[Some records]

▶

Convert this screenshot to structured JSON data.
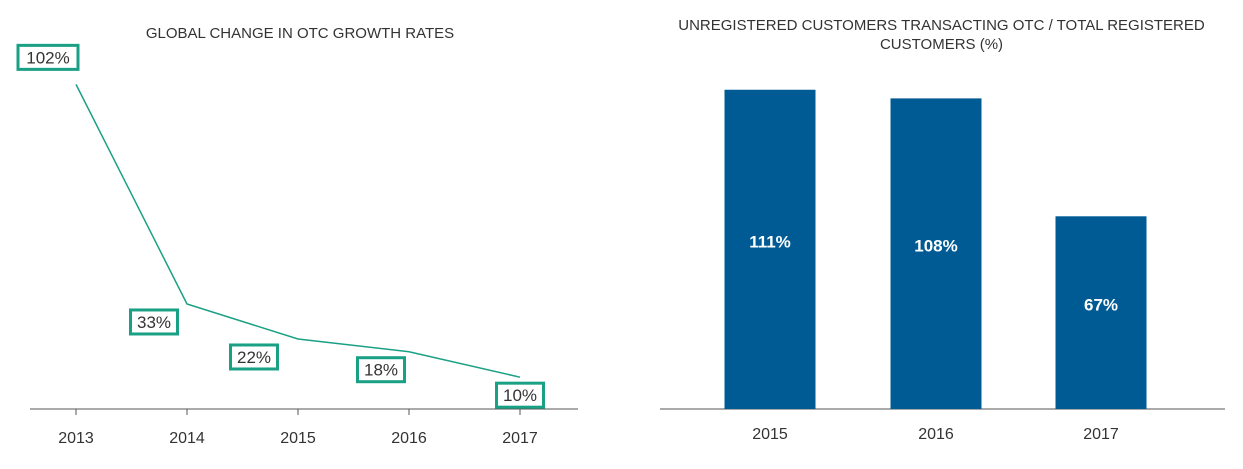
{
  "colors": {
    "line": "#1aa085",
    "bar": "#005b94",
    "axis": "#555555"
  },
  "chart_data": [
    {
      "type": "line",
      "title": "GLOBAL CHANGE IN OTC GROWTH RATES",
      "x": [
        "2013",
        "2014",
        "2015",
        "2016",
        "2017"
      ],
      "values": [
        102,
        33,
        22,
        18,
        10
      ],
      "data_labels": [
        "102%",
        "33%",
        "22%",
        "18%",
        "10%"
      ],
      "ylim": [
        0,
        104
      ],
      "grid": false,
      "legend": "none"
    },
    {
      "type": "bar",
      "title": "UNREGISTERED CUSTOMERS TRANSACTING OTC / TOTAL REGISTERED CUSTOMERS (%)",
      "categories": [
        "2015",
        "2016",
        "2017"
      ],
      "values": [
        111,
        108,
        67
      ],
      "data_labels": [
        "111%",
        "108%",
        "67%"
      ],
      "ylim": [
        0,
        113
      ],
      "grid": false,
      "legend": "none"
    }
  ]
}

◀

* Exercise: Pictures are to be left out; all else in the entries above is to be quoted exactly.

* Task result:
Convert this screenshot to structured JSON data.
{
  "colors": {
    "line": "#1aa085",
    "bar": "#005b94",
    "axis": "#555555"
  },
  "chart_data": [
    {
      "type": "line",
      "title": "GLOBAL CHANGE IN OTC GROWTH RATES",
      "x": [
        "2013",
        "2014",
        "2015",
        "2016",
        "2017"
      ],
      "values": [
        102,
        33,
        22,
        18,
        10
      ],
      "data_labels": [
        "102%",
        "33%",
        "22%",
        "18%",
        "10%"
      ],
      "ylim": [
        0,
        104
      ],
      "grid": false,
      "legend": "none"
    },
    {
      "type": "bar",
      "title": "UNREGISTERED CUSTOMERS TRANSACTING OTC / TOTAL REGISTERED CUSTOMERS (%)",
      "categories": [
        "2015",
        "2016",
        "2017"
      ],
      "values": [
        111,
        108,
        67
      ],
      "data_labels": [
        "111%",
        "108%",
        "67%"
      ],
      "ylim": [
        0,
        113
      ],
      "grid": false,
      "legend": "none"
    }
  ]
}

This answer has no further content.